Write out every entry word for word.
((
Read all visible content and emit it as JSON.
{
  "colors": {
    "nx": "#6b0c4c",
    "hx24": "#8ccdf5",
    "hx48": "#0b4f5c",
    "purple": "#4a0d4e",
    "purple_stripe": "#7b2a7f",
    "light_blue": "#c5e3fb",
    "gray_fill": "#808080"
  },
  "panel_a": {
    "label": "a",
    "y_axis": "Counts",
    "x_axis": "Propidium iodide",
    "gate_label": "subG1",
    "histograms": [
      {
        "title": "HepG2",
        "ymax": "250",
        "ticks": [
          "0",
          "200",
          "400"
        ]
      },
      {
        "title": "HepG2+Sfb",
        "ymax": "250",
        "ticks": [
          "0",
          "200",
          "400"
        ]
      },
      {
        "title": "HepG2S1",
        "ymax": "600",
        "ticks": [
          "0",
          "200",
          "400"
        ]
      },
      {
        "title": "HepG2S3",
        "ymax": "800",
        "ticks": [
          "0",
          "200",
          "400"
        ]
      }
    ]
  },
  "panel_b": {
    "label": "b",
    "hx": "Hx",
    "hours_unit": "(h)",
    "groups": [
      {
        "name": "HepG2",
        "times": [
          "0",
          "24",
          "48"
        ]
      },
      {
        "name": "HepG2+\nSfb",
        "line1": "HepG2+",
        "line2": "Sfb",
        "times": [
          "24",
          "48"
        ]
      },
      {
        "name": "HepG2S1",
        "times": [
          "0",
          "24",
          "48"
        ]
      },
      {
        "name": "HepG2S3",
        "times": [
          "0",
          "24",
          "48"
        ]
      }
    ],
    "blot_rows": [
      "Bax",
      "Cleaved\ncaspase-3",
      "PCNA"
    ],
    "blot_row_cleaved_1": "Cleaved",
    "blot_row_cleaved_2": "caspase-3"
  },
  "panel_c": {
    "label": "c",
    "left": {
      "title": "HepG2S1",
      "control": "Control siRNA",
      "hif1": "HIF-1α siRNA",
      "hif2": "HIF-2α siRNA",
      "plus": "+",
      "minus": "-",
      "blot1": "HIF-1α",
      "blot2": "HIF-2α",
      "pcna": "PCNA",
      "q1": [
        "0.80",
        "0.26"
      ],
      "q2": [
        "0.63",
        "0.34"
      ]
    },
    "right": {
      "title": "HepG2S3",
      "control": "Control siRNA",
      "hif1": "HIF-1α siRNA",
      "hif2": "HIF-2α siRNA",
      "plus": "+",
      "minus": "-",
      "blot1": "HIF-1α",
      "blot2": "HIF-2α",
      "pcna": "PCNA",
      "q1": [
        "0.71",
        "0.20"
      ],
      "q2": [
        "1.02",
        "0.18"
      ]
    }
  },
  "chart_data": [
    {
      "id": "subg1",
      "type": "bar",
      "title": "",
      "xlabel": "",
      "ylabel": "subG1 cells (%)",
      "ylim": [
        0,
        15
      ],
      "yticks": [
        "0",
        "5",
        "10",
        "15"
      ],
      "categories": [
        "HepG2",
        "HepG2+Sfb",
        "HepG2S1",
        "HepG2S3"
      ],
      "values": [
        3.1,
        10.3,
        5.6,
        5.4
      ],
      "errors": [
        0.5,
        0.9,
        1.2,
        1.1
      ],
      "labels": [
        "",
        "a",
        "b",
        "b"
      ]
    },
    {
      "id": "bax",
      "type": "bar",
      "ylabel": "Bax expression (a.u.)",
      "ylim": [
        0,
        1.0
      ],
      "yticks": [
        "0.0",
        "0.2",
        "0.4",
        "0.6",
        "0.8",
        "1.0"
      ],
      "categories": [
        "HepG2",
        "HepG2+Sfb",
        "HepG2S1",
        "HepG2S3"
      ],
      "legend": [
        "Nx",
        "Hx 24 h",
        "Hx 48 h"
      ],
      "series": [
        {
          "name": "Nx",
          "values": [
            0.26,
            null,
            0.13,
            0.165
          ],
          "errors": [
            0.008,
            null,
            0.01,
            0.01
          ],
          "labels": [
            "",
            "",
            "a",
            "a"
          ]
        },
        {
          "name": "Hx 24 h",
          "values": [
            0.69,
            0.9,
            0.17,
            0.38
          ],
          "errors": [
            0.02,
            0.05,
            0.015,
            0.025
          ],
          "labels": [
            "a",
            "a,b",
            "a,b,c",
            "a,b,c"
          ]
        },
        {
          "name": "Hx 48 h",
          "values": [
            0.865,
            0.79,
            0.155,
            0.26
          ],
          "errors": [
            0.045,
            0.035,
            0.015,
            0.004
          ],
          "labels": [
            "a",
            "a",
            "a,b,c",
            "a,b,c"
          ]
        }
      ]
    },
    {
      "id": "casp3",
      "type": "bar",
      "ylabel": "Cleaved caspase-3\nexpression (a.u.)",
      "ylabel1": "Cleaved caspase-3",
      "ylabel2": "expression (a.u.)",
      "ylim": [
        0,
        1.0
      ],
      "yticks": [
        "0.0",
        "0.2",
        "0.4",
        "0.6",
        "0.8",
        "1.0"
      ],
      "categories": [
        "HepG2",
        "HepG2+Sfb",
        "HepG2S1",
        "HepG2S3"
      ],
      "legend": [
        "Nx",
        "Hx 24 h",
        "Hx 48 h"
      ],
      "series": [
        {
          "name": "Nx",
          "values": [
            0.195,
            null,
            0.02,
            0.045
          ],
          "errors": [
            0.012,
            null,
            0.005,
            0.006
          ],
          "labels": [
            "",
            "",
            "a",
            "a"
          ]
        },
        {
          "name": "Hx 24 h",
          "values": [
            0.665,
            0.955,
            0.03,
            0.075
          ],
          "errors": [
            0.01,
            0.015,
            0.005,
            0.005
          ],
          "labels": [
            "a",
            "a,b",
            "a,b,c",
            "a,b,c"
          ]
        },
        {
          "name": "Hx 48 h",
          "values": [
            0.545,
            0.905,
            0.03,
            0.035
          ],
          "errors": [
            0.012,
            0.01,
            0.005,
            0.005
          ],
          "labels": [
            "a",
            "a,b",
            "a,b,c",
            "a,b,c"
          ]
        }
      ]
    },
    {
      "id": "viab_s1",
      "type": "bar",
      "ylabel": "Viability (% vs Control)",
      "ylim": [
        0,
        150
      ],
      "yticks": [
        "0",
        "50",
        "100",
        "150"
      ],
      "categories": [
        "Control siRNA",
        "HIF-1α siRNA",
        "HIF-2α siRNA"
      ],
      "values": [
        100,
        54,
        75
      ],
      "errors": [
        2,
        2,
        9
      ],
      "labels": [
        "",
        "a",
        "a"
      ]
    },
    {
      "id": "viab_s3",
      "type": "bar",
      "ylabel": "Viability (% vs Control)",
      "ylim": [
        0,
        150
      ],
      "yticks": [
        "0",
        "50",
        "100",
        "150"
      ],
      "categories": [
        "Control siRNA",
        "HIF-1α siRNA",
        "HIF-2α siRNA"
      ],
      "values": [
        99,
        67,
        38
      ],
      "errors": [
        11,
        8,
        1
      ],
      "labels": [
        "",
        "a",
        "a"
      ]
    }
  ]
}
))
Exercise output:
Read all visible content and emit it as JSON.
{
  "colors": {
    "nx": "#6b0c4c",
    "hx24": "#8ccdf5",
    "hx48": "#0b4f5c",
    "purple": "#4a0d4e",
    "purple_stripe": "#7b2a7f",
    "light_blue": "#c5e3fb",
    "gray_fill": "#808080"
  },
  "panel_a": {
    "label": "a",
    "y_axis": "Counts",
    "x_axis": "Propidium iodide",
    "gate_label": "subG1",
    "histograms": [
      {
        "title": "HepG2",
        "ymax": "250",
        "ticks": [
          "0",
          "200",
          "400"
        ]
      },
      {
        "title": "HepG2+Sfb",
        "ymax": "250",
        "ticks": [
          "0",
          "200",
          "400"
        ]
      },
      {
        "title": "HepG2S1",
        "ymax": "600",
        "ticks": [
          "0",
          "200",
          "400"
        ]
      },
      {
        "title": "HepG2S3",
        "ymax": "800",
        "ticks": [
          "0",
          "200",
          "400"
        ]
      }
    ]
  },
  "panel_b": {
    "label": "b",
    "hx": "Hx",
    "hours_unit": "(h)",
    "groups": [
      {
        "name": "HepG2",
        "times": [
          "0",
          "24",
          "48"
        ]
      },
      {
        "name": "HepG2+\nSfb",
        "line1": "HepG2+",
        "line2": "Sfb",
        "times": [
          "24",
          "48"
        ]
      },
      {
        "name": "HepG2S1",
        "times": [
          "0",
          "24",
          "48"
        ]
      },
      {
        "name": "HepG2S3",
        "times": [
          "0",
          "24",
          "48"
        ]
      }
    ],
    "blot_rows": [
      "Bax",
      "Cleaved\ncaspase-3",
      "PCNA"
    ],
    "blot_row_cleaved_1": "Cleaved",
    "blot_row_cleaved_2": "caspase-3"
  },
  "panel_c": {
    "label": "c",
    "left": {
      "title": "HepG2S1",
      "control": "Control siRNA",
      "hif1": "HIF-1α siRNA",
      "hif2": "HIF-2α siRNA",
      "plus": "+",
      "minus": "-",
      "blot1": "HIF-1α",
      "blot2": "HIF-2α",
      "pcna": "PCNA",
      "q1": [
        "0.80",
        "0.26"
      ],
      "q2": [
        "0.63",
        "0.34"
      ]
    },
    "right": {
      "title": "HepG2S3",
      "control": "Control siRNA",
      "hif1": "HIF-1α siRNA",
      "hif2": "HIF-2α siRNA",
      "plus": "+",
      "minus": "-",
      "blot1": "HIF-1α",
      "blot2": "HIF-2α",
      "pcna": "PCNA",
      "q1": [
        "0.71",
        "0.20"
      ],
      "q2": [
        "1.02",
        "0.18"
      ]
    }
  },
  "chart_data": [
    {
      "id": "subg1",
      "type": "bar",
      "title": "",
      "xlabel": "",
      "ylabel": "subG1 cells (%)",
      "ylim": [
        0,
        15
      ],
      "yticks": [
        "0",
        "5",
        "10",
        "15"
      ],
      "categories": [
        "HepG2",
        "HepG2+Sfb",
        "HepG2S1",
        "HepG2S3"
      ],
      "values": [
        3.1,
        10.3,
        5.6,
        5.4
      ],
      "errors": [
        0.5,
        0.9,
        1.2,
        1.1
      ],
      "labels": [
        "",
        "a",
        "b",
        "b"
      ]
    },
    {
      "id": "bax",
      "type": "bar",
      "ylabel": "Bax expression (a.u.)",
      "ylim": [
        0,
        1.0
      ],
      "yticks": [
        "0.0",
        "0.2",
        "0.4",
        "0.6",
        "0.8",
        "1.0"
      ],
      "categories": [
        "HepG2",
        "HepG2+Sfb",
        "HepG2S1",
        "HepG2S3"
      ],
      "legend": [
        "Nx",
        "Hx 24 h",
        "Hx 48 h"
      ],
      "series": [
        {
          "name": "Nx",
          "values": [
            0.26,
            null,
            0.13,
            0.165
          ],
          "errors": [
            0.008,
            null,
            0.01,
            0.01
          ],
          "labels": [
            "",
            "",
            "a",
            "a"
          ]
        },
        {
          "name": "Hx 24 h",
          "values": [
            0.69,
            0.9,
            0.17,
            0.38
          ],
          "errors": [
            0.02,
            0.05,
            0.015,
            0.025
          ],
          "labels": [
            "a",
            "a,b",
            "a,b,c",
            "a,b,c"
          ]
        },
        {
          "name": "Hx 48 h",
          "values": [
            0.865,
            0.79,
            0.155,
            0.26
          ],
          "errors": [
            0.045,
            0.035,
            0.015,
            0.004
          ],
          "labels": [
            "a",
            "a",
            "a,b,c",
            "a,b,c"
          ]
        }
      ]
    },
    {
      "id": "casp3",
      "type": "bar",
      "ylabel": "Cleaved caspase-3\nexpression (a.u.)",
      "ylabel1": "Cleaved caspase-3",
      "ylabel2": "expression (a.u.)",
      "ylim": [
        0,
        1.0
      ],
      "yticks": [
        "0.0",
        "0.2",
        "0.4",
        "0.6",
        "0.8",
        "1.0"
      ],
      "categories": [
        "HepG2",
        "HepG2+Sfb",
        "HepG2S1",
        "HepG2S3"
      ],
      "legend": [
        "Nx",
        "Hx 24 h",
        "Hx 48 h"
      ],
      "series": [
        {
          "name": "Nx",
          "values": [
            0.195,
            null,
            0.02,
            0.045
          ],
          "errors": [
            0.012,
            null,
            0.005,
            0.006
          ],
          "labels": [
            "",
            "",
            "a",
            "a"
          ]
        },
        {
          "name": "Hx 24 h",
          "values": [
            0.665,
            0.955,
            0.03,
            0.075
          ],
          "errors": [
            0.01,
            0.015,
            0.005,
            0.005
          ],
          "labels": [
            "a",
            "a,b",
            "a,b,c",
            "a,b,c"
          ]
        },
        {
          "name": "Hx 48 h",
          "values": [
            0.545,
            0.905,
            0.03,
            0.035
          ],
          "errors": [
            0.012,
            0.01,
            0.005,
            0.005
          ],
          "labels": [
            "a",
            "a,b",
            "a,b,c",
            "a,b,c"
          ]
        }
      ]
    },
    {
      "id": "viab_s1",
      "type": "bar",
      "ylabel": "Viability (% vs Control)",
      "ylim": [
        0,
        150
      ],
      "yticks": [
        "0",
        "50",
        "100",
        "150"
      ],
      "categories": [
        "Control siRNA",
        "HIF-1α siRNA",
        "HIF-2α siRNA"
      ],
      "values": [
        100,
        54,
        75
      ],
      "errors": [
        2,
        2,
        9
      ],
      "labels": [
        "",
        "a",
        "a"
      ]
    },
    {
      "id": "viab_s3",
      "type": "bar",
      "ylabel": "Viability (% vs Control)",
      "ylim": [
        0,
        150
      ],
      "yticks": [
        "0",
        "50",
        "100",
        "150"
      ],
      "categories": [
        "Control siRNA",
        "HIF-1α siRNA",
        "HIF-2α siRNA"
      ],
      "values": [
        99,
        67,
        38
      ],
      "errors": [
        11,
        8,
        1
      ],
      "labels": [
        "",
        "a",
        "a"
      ]
    }
  ]
}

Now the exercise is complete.